### WHAT THE TASK REQUIRES
Copy out each line exactly as it appears.

### DATA SHOWN

• • •

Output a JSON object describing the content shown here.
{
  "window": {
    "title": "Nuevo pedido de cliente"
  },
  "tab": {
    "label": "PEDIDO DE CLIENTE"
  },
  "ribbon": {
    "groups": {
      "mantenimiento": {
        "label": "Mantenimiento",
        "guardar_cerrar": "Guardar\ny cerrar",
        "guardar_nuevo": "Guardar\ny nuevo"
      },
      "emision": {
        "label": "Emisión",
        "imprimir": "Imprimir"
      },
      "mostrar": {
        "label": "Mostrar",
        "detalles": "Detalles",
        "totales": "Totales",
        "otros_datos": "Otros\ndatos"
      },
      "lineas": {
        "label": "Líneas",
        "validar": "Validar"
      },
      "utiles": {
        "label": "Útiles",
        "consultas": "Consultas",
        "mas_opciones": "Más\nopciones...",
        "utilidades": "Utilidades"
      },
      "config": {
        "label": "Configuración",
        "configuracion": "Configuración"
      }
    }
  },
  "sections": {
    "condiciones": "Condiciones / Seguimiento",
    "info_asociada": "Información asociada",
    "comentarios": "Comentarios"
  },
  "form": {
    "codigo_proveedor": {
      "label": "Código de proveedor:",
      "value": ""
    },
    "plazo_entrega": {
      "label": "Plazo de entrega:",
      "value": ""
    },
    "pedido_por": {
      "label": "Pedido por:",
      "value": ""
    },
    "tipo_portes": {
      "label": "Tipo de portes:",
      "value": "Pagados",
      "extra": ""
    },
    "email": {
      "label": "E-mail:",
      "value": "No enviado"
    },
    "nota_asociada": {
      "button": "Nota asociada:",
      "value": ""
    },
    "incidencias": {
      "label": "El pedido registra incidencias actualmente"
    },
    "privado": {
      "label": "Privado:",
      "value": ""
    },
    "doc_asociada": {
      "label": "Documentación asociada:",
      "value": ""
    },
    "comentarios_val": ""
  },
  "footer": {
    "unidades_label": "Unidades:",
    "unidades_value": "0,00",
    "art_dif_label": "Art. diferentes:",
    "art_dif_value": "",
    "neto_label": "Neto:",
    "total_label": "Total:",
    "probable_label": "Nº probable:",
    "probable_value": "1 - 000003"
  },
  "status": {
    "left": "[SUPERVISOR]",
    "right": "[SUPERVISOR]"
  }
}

• • •

### THE COMPLETED TASK
Output a JSON object describing the content shown here.
{
  "window": {
    "title": "Nuevo pedido de cliente"
  },
  "tab": {
    "label": "PEDIDO DE CLIENTE"
  },
  "ribbon": {
    "groups": {
      "mantenimiento": {
        "label": "Mantenimiento",
        "guardar_cerrar": "Guardar\ny cerrar",
        "guardar_nuevo": "Guardar\ny nuevo"
      },
      "emision": {
        "label": "Emisión",
        "imprimir": "Imprimir"
      },
      "mostrar": {
        "label": "Mostrar",
        "detalles": "Detalles",
        "totales": "Totales",
        "otros_datos": "Otros\ndatos"
      },
      "lineas": {
        "label": "Líneas",
        "validar": "Validar"
      },
      "utiles": {
        "label": "Útiles",
        "consultas": "Consultas",
        "mas_opciones": "Más\nopciones...",
        "utilidades": "Utilidades"
      },
      "config": {
        "label": "Configuración",
        "configuracion": "Configuración"
      }
    }
  },
  "sections": {
    "condiciones": "Condiciones / Seguimiento",
    "info_asociada": "Información asociada",
    "comentarios": "Comentarios"
  },
  "form": {
    "codigo_proveedor": {
      "label": "Código de proveedor:",
      "value": ""
    },
    "plazo_entrega": {
      "label": "Plazo de entrega:",
      "value": ""
    },
    "pedido_por": {
      "label": "Pedido por:",
      "value": ""
    },
    "tipo_portes": {
      "label": "Tipo de portes:",
      "value": "Pagados",
      "extra": ""
    },
    "email": {
      "label": "E-mail:",
      "value": "No enviado"
    },
    "nota_asociada": {
      "button": "Nota asociada:",
      "value": ""
    },
    "incidencias": {
      "label": "El pedido registra incidencias actualmente"
    },
    "privado": {
      "label": "Privado:",
      "value": ""
    },
    "doc_asociada": {
      "label": "Documentación asociada:",
      "value": ""
    },
    "comentarios_val": ""
  },
  "footer": {
    "unidades_label": "Unidades:",
    "unidades_value": "0,00",
    "art_dif_label": "Art. diferentes:",
    "art_dif_value": "",
    "neto_label": "Neto:",
    "total_label": "Total:",
    "probable_label": "Nº probable:",
    "probable_value": "1 - 000003"
  },
  "status": {
    "left": "[SUPERVISOR]",
    "right": "[SUPERVISOR]"
  }
}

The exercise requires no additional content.